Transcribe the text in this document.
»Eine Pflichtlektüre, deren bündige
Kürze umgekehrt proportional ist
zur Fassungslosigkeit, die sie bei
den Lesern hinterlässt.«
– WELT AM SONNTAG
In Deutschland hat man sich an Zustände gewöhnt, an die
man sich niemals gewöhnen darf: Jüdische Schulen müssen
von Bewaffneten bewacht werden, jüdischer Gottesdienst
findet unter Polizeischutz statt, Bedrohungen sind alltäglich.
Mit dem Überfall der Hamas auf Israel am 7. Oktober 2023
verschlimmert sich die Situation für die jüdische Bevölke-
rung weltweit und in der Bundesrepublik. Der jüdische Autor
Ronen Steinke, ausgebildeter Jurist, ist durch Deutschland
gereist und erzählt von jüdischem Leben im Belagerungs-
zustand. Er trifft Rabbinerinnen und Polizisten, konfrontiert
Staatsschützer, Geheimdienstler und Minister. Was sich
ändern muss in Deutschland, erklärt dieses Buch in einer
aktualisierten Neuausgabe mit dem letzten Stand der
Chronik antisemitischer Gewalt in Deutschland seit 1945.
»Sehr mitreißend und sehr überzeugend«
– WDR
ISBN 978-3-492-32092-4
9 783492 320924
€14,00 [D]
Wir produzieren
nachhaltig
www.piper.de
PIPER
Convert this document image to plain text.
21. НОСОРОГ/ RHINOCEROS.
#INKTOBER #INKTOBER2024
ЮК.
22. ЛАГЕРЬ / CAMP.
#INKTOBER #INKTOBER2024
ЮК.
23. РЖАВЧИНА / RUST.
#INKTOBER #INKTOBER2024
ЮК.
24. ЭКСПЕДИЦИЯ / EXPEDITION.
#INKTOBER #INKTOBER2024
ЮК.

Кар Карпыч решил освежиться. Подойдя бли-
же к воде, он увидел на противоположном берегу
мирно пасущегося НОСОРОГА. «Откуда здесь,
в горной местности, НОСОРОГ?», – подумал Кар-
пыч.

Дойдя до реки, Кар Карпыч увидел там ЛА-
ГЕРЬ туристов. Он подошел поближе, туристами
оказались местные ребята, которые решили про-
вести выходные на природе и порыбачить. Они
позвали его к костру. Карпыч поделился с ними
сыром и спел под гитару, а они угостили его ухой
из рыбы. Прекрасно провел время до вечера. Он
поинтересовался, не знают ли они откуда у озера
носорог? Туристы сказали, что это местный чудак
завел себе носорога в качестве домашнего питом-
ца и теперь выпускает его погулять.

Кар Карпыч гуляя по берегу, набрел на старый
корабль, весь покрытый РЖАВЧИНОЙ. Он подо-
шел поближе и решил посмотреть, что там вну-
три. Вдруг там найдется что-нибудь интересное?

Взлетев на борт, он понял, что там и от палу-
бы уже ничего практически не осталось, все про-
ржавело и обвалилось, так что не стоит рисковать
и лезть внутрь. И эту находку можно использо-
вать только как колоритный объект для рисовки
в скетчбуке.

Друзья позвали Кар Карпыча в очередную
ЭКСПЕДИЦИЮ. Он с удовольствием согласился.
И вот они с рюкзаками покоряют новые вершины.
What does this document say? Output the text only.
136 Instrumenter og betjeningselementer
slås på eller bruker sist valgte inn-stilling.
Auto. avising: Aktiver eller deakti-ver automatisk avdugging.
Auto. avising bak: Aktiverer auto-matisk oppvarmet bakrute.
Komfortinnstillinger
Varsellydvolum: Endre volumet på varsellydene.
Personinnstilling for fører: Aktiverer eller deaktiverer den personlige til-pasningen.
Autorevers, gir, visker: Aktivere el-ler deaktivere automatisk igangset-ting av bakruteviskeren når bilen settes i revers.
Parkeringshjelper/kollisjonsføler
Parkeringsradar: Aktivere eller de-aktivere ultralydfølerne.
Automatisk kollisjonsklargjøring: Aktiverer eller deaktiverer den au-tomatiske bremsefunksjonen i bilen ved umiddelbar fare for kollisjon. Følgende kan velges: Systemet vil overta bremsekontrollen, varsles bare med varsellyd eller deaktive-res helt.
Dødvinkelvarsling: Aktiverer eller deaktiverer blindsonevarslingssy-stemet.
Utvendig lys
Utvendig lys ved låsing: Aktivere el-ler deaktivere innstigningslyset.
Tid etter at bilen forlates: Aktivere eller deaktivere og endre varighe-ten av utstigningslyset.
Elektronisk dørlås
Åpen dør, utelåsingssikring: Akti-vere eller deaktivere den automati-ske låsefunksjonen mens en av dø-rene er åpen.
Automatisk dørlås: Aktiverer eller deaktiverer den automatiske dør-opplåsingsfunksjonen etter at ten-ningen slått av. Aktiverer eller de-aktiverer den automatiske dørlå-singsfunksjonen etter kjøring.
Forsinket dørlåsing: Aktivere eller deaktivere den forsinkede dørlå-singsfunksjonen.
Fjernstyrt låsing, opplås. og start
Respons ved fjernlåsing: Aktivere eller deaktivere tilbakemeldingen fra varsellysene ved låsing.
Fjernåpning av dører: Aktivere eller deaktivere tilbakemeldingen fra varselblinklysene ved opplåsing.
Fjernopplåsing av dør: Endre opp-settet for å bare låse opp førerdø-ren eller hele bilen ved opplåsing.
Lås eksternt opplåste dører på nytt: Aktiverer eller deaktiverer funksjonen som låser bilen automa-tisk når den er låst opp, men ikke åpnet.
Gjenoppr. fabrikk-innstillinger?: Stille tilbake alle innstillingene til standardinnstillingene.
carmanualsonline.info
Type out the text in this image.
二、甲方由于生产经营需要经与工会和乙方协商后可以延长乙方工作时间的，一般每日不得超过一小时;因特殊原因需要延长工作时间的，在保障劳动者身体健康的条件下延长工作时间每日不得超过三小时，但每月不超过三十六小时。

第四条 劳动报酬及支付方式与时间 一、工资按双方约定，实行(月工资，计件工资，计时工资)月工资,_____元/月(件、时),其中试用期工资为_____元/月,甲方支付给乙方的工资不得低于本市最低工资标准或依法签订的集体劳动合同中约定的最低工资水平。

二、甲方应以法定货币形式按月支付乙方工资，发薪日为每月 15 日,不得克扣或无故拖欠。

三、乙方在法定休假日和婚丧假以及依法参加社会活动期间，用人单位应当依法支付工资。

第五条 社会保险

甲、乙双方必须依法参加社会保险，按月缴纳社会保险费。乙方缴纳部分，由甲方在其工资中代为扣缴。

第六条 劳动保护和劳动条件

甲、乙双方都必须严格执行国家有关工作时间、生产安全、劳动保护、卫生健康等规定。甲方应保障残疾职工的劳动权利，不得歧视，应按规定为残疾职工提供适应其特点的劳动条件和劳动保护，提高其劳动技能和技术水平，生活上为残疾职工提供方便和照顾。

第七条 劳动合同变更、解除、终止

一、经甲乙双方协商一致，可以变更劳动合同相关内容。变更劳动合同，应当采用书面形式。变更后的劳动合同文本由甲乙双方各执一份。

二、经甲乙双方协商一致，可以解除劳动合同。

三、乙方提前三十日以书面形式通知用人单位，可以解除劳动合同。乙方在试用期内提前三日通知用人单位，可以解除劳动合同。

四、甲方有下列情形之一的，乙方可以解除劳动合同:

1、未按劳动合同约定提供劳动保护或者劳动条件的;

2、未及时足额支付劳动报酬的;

* * * * * * * * *

Gather up the lines containing the word "Deutschland" from these records and copy them.

In Deutschland hat man sich an Zustände gewöhnt, an die
Ronen Steinke, ausgebildeter Jurist, ist durch Deutschland
ändern muss in Deutschland, erklärt dieses Buch in einer
Chronik antisemitischer Gewalt in Deutschland seit 1945.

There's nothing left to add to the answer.